Give every line back verbatim, dropping all images.

----- Extracted data

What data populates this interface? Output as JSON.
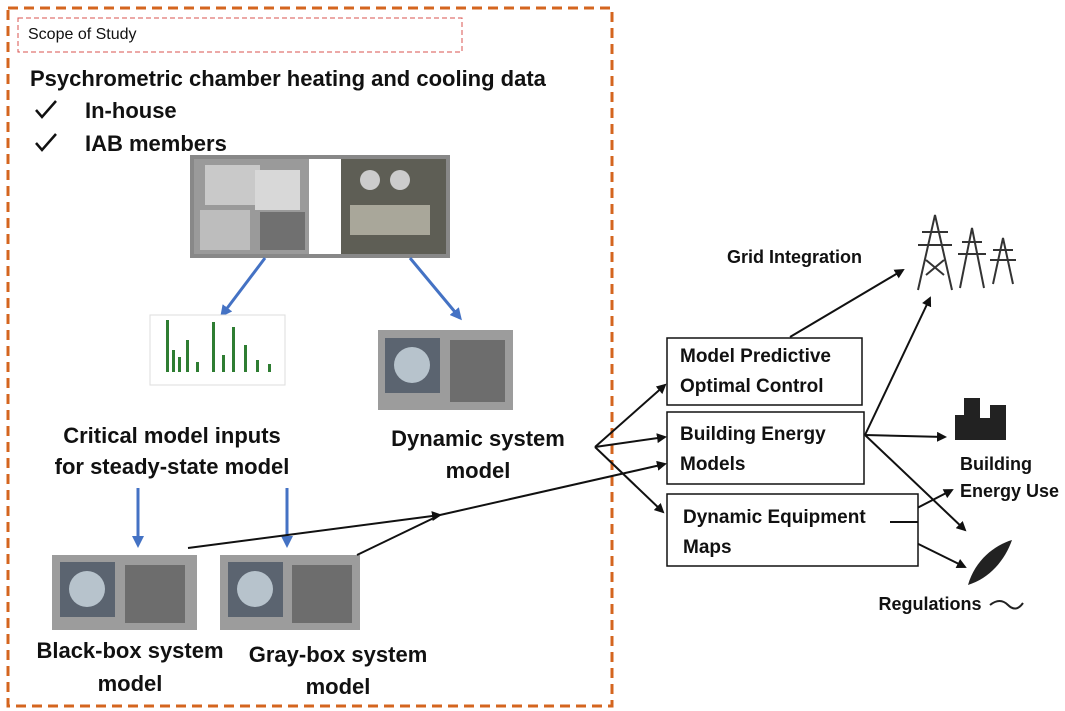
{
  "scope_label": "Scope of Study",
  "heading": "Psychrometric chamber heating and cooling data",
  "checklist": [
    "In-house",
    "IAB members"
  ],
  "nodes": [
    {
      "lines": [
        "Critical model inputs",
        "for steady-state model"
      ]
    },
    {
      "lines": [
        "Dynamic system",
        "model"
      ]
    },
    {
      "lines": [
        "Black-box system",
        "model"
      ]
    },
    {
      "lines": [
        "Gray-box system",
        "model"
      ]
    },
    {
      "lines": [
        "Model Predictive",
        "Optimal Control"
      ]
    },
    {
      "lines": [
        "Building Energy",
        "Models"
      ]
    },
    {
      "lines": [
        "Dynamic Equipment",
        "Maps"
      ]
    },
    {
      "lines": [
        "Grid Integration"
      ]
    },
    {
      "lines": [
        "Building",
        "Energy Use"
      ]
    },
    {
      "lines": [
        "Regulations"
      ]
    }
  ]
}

----------

> **Solution**
What data populates this interface? Output as JSON.
{
  "scope_label": "Scope of Study",
  "heading": "Psychrometric chamber heating and cooling data",
  "checklist": [
    "In-house",
    "IAB members"
  ],
  "nodes": [
    {
      "lines": [
        "Critical model inputs",
        "for steady-state model"
      ]
    },
    {
      "lines": [
        "Dynamic system",
        "model"
      ]
    },
    {
      "lines": [
        "Black-box system",
        "model"
      ]
    },
    {
      "lines": [
        "Gray-box system",
        "model"
      ]
    },
    {
      "lines": [
        "Model Predictive",
        "Optimal Control"
      ]
    },
    {
      "lines": [
        "Building Energy",
        "Models"
      ]
    },
    {
      "lines": [
        "Dynamic Equipment",
        "Maps"
      ]
    },
    {
      "lines": [
        "Grid Integration"
      ]
    },
    {
      "lines": [
        "Building",
        "Energy Use"
      ]
    },
    {
      "lines": [
        "Regulations"
      ]
    }
  ]
}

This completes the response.